Exercise description >> Examine the entries below, count the lines holding the string "this", and respond with the number only.

Records for the exercise >>
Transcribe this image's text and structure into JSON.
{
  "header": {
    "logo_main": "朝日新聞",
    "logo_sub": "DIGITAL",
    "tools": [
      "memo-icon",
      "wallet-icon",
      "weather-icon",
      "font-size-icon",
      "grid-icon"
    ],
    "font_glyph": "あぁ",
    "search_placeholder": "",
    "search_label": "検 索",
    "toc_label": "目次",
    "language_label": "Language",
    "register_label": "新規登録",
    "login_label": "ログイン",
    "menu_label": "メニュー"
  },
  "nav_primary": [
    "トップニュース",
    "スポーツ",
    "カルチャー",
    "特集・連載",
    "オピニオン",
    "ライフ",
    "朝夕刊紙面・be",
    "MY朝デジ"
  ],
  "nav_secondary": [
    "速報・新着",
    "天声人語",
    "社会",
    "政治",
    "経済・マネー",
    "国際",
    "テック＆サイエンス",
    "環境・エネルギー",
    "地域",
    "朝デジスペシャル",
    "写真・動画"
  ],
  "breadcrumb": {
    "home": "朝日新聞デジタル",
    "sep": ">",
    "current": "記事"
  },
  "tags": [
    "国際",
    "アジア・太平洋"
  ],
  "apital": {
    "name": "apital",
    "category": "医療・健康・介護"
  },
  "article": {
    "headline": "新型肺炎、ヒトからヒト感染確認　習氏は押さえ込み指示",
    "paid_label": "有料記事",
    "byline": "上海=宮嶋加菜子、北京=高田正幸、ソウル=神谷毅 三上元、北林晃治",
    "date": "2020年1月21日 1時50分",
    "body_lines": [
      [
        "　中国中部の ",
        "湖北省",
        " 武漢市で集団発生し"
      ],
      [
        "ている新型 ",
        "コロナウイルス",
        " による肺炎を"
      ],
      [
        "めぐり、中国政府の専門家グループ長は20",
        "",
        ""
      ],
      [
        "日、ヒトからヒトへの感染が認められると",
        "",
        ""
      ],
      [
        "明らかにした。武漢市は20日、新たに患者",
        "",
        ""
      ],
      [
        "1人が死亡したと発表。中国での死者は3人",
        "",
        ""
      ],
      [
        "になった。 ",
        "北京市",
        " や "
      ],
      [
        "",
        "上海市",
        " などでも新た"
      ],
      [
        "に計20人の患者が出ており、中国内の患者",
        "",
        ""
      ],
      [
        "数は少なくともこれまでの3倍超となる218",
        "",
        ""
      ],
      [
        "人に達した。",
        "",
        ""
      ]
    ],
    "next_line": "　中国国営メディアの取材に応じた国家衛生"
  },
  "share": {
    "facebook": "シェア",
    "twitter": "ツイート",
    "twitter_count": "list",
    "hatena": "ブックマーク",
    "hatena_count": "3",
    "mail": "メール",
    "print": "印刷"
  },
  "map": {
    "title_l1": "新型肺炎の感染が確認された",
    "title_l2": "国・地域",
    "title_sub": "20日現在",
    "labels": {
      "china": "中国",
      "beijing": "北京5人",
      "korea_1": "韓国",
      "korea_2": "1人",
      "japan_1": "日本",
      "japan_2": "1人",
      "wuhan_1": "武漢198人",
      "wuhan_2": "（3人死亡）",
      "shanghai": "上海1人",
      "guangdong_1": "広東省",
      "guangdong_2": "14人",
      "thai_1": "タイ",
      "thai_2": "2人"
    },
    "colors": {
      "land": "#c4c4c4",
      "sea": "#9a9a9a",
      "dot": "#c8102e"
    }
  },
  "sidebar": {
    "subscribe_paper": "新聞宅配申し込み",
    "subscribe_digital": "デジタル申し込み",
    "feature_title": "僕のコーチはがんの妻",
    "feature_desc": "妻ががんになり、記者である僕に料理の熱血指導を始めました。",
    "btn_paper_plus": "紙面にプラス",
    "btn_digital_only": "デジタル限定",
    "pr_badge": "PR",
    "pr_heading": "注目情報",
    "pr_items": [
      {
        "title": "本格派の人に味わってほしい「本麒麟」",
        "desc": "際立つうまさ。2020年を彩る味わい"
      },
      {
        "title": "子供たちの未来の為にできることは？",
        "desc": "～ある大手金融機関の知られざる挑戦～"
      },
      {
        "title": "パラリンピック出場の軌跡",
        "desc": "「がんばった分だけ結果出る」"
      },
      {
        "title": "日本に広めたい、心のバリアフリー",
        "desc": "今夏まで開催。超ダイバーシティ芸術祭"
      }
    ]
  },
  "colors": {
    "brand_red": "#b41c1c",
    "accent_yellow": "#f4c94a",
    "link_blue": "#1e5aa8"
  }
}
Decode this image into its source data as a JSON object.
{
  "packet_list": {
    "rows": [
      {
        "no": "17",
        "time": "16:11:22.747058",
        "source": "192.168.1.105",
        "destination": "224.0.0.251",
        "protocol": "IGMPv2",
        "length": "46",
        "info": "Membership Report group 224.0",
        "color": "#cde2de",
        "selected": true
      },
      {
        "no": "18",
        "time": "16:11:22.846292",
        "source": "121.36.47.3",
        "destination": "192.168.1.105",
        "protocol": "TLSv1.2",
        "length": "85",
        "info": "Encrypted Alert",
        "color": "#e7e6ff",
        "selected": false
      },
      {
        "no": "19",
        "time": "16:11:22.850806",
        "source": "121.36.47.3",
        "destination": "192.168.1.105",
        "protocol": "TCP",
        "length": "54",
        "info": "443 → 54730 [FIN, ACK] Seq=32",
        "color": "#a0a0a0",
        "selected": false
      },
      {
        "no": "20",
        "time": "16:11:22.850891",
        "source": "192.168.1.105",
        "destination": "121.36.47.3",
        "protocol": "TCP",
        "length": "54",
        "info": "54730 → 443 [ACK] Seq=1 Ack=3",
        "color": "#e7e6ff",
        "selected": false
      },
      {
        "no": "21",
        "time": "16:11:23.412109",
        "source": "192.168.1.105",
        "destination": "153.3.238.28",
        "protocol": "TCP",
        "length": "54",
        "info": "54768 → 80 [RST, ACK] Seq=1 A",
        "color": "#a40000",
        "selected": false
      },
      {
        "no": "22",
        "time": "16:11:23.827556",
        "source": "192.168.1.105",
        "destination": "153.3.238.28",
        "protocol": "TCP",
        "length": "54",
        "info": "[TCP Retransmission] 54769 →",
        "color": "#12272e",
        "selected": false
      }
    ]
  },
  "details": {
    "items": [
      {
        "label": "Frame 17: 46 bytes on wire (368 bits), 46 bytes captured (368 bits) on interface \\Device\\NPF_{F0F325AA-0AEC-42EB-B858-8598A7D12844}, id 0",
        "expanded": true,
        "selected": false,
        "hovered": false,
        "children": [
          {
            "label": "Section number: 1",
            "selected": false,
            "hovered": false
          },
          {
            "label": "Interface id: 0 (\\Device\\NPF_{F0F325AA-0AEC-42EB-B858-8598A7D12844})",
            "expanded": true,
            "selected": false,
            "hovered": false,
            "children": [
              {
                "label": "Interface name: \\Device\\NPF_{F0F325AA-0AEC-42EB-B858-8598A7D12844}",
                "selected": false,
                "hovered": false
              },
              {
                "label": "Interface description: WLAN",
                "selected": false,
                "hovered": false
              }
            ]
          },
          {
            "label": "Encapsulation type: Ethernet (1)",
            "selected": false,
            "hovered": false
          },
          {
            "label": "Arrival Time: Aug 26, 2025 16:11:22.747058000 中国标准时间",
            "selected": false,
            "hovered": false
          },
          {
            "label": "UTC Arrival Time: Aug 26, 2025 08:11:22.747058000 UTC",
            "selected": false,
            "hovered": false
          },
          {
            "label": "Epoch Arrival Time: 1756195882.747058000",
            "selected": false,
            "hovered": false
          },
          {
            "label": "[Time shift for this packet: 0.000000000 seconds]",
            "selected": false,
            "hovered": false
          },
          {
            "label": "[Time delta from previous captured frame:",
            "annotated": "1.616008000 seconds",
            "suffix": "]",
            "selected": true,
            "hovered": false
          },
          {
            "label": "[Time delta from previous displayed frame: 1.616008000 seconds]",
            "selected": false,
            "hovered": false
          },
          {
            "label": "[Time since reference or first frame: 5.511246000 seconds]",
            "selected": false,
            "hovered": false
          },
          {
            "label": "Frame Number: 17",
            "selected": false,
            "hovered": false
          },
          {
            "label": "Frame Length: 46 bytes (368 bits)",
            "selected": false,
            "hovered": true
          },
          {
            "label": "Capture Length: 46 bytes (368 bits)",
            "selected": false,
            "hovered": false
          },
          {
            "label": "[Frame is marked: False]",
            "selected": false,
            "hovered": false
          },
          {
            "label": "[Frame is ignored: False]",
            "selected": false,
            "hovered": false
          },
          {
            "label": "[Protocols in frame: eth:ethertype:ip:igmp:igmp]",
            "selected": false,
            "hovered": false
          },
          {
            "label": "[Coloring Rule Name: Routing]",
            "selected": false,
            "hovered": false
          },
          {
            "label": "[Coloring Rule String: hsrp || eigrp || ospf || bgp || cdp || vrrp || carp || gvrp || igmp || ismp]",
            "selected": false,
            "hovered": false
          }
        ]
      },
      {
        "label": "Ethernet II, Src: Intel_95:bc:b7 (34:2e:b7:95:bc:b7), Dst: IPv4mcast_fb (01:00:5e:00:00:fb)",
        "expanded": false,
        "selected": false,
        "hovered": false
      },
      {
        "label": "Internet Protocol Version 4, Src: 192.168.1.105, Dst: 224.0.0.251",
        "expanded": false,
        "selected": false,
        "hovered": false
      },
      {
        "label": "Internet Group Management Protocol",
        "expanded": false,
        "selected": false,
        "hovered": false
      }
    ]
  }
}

Response to the exercise >> 3